SHORT EXERCISE:
Single out the lines of the material that contain "application" and copy them.

DATA FOR THIS EXERCISE:
◆ ◆ ◆ ◆ ◆

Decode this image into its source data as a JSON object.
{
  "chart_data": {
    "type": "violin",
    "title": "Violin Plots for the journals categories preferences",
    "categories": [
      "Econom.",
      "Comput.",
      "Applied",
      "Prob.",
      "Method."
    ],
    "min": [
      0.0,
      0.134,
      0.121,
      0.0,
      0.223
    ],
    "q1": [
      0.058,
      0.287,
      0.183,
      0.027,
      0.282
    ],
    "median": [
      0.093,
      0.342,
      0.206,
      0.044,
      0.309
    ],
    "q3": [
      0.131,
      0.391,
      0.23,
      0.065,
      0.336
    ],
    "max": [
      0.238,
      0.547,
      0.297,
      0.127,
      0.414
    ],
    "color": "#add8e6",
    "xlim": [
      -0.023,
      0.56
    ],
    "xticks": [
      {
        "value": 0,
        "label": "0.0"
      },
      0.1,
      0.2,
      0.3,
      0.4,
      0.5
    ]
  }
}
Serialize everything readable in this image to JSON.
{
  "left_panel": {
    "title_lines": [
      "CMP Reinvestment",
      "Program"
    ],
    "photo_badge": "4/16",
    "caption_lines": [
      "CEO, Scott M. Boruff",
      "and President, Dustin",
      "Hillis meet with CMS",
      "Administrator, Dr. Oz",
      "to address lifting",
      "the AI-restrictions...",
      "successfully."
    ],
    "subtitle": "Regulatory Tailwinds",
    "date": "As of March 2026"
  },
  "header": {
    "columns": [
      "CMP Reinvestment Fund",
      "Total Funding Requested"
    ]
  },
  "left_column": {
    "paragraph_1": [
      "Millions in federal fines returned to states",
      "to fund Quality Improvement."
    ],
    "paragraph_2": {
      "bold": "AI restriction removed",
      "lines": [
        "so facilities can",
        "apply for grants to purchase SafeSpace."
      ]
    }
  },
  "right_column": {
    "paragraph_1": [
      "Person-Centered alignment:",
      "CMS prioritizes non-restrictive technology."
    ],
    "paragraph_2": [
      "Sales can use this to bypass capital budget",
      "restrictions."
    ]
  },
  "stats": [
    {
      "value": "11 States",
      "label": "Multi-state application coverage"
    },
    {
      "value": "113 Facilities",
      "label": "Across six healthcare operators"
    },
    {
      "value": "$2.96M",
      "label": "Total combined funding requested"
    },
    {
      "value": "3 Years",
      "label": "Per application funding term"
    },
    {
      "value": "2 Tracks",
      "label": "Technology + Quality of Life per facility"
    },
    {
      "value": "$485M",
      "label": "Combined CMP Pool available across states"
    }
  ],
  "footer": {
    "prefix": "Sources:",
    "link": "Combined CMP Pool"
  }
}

◆ ◆ ◆ ◆ ◆

FULL SOLUTION:
      "label": "Multi-state application coverage"
      "label": "Per application funding term"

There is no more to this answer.